Locate every line below that contains the word "text" and copy it.

- - - - - - -

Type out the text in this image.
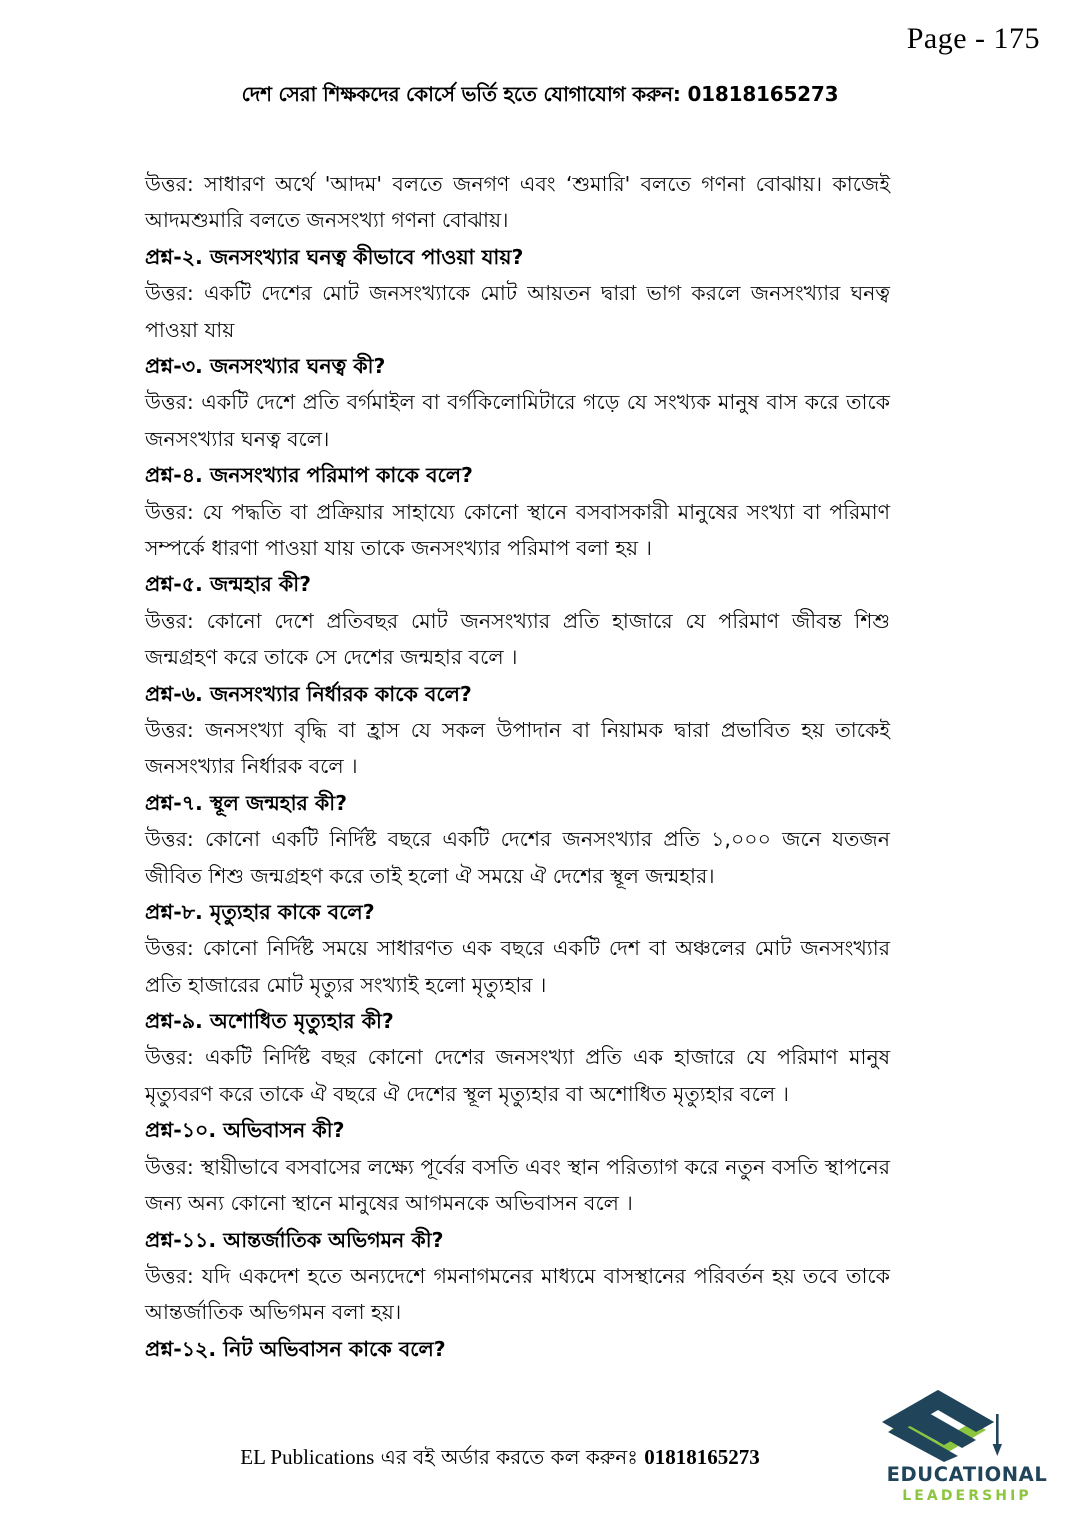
Page - 175
দেশ সেরা শিক্ষকদের কোর্সে ভর্তি হতে যোগাযোগ করুন: 01818165273

উত্তর: সাধারণ অর্থে 'আদম' বলতে জনগণ এবং ‘শুমারি' বলতে গণনা বোঝায়। কাজেই আদমশুমারি বলতে জনসংখ্যা গণনা বোঝায়।

প্রশ্ন-২. জনসংখ্যার ঘনত্ব কীভাবে পাওয়া যায়?

উত্তর: একটি দেশের মোট জনসংখ্যাকে মোট আয়তন দ্বারা ভাগ করলে জনসংখ্যার ঘনত্ব পাওয়া যায়

প্রশ্ন-৩. জনসংখ্যার ঘনত্ব কী?

উত্তর: একটি দেশে প্রতি বর্গমাইল বা বর্গকিলোমিটারে গড়ে যে সংখ্যক মানুষ বাস করে তাকে জনসংখ্যার ঘনত্ব বলে।

প্রশ্ন-৪. জনসংখ্যার পরিমাপ কাকে বলে?

উত্তর: যে পদ্ধতি বা প্রক্রিয়ার সাহায্যে কোনো স্থানে বসবাসকারী মানুষের সংখ্যা বা পরিমাণ সম্পর্কে ধারণা পাওয়া যায় তাকে জনসংখ্যার পরিমাপ বলা হয় ।

প্রশ্ন-৫. জন্মহার কী?

উত্তর: কোনো দেশে প্রতিবছর মোট জনসংখ্যার প্রতি হাজারে যে পরিমাণ জীবন্ত শিশু জন্মগ্রহণ করে তাকে সে দেশের জন্মহার বলে ।

প্রশ্ন-৬. জনসংখ্যার নির্ধারক কাকে বলে?

উত্তর: জনসংখ্যা বৃদ্ধি বা হ্রাস যে সকল উপাদান বা নিয়ামক দ্বারা প্রভাবিত হয় তাকেই জনসংখ্যার নির্ধারক বলে ।

প্রশ্ন-৭. স্থূল জন্মহার কী?

উত্তর: কোনো একটি নির্দিষ্ট বছরে একটি দেশের জনসংখ্যার প্রতি ১,০০০ জনে যতজন জীবিত শিশু জন্মগ্রহণ করে তাই হলো ঐ সময়ে ঐ দেশের স্থূল জন্মহার।

প্রশ্ন-৮. মৃত্যুহার কাকে বলে?

উত্তর: কোনো নির্দিষ্ট সময়ে সাধারণত এক বছরে একটি দেশ বা অঞ্চলের মোট জনসংখ্যার প্রতি হাজারের মোট মৃত্যুর সংখ্যাই হলো মৃত্যুহার ।

প্রশ্ন-৯. অশোধিত মৃত্যুহার কী?

উত্তর: একটি নির্দিষ্ট বছর কোনো দেশের জনসংখ্যা প্রতি এক হাজারে যে পরিমাণ মানুষ মৃত্যুবরণ করে তাকে ঐ বছরে ঐ দেশের স্থূল মৃত্যুহার বা অশোধিত মৃত্যুহার বলে ।

প্রশ্ন-১০. অভিবাসন কী?

উত্তর: স্থায়ীভাবে বসবাসের লক্ষ্যে পূর্বের বসতি এবং স্থান পরিত্যাগ করে নতুন বসতি স্থাপনের জন্য অন্য কোনো স্থানে মানুষের আগমনকে অভিবাসন বলে ।

প্রশ্ন-১১. আন্তর্জাতিক অভিগমন কী?

উত্তর: যদি একদেশ হতে অন্যদেশে গমনাগমনের মাধ্যমে বাসস্থানের পরিবর্তন হয় তবে তাকে আন্তর্জাতিক অভিগমন বলা হয়।

প্রশ্ন-১২. নিট অভিবাসন কাকে বলে?

EL Publications এর বই অর্ডার করতে কল করুনঃ 01818165273
EDUCATIONAL
LEADERSHIP
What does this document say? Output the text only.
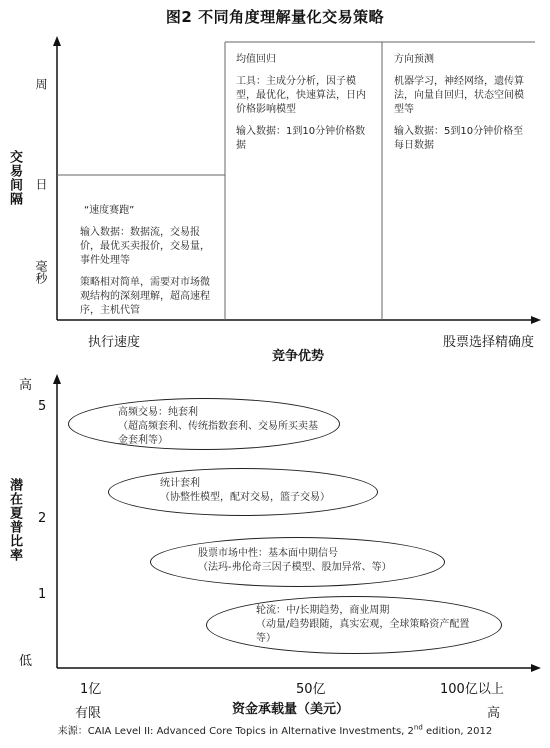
图2 不同角度理解量化交易策略
交易间隔
周
日
毫秒

“速度赛跑”

输入数据：数据流，交易报价，最优买卖报价，交易量，事件处理等

策略相对简单，需要对市场微观结构的深刻理解，超高速程序，主机代管

均值回归

工具：主成分分析，因子模型，最优化，快速算法，日内价格影响模型

输入数据：1到10分钟价格数据

方向预测

机器学习，神经网络，遗传算法，向量自回归，状态空间模型等

输入数据：5到10分钟价格至每日数据

执行速度
竞争优势
股票选择精确度
高
低
潜在夏普比率
5
2
1
高频交易：纯套利
（超高频套利、传统指数套利、交易所买卖基金套利等）
统计套利
（协整性模型，配对交易，篮子交易）
股票市场中性：基本面中期信号
（法玛-弗伦奇三因子模型、股加异常、等）
轮流：中/长期趋势，商业周期
（动量/趋势跟随，真实宏观，全球策略资产配置等）
1亿	50亿	100亿以上
有限	资金承载量（美元）	高
来源：CAIA Level II: Advanced Core Topics in Alternative Investments, 2nd edition, 2012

- - - - - - -

> [Response to this task]
Type out the text in this image.
What does this document say? Output the text only.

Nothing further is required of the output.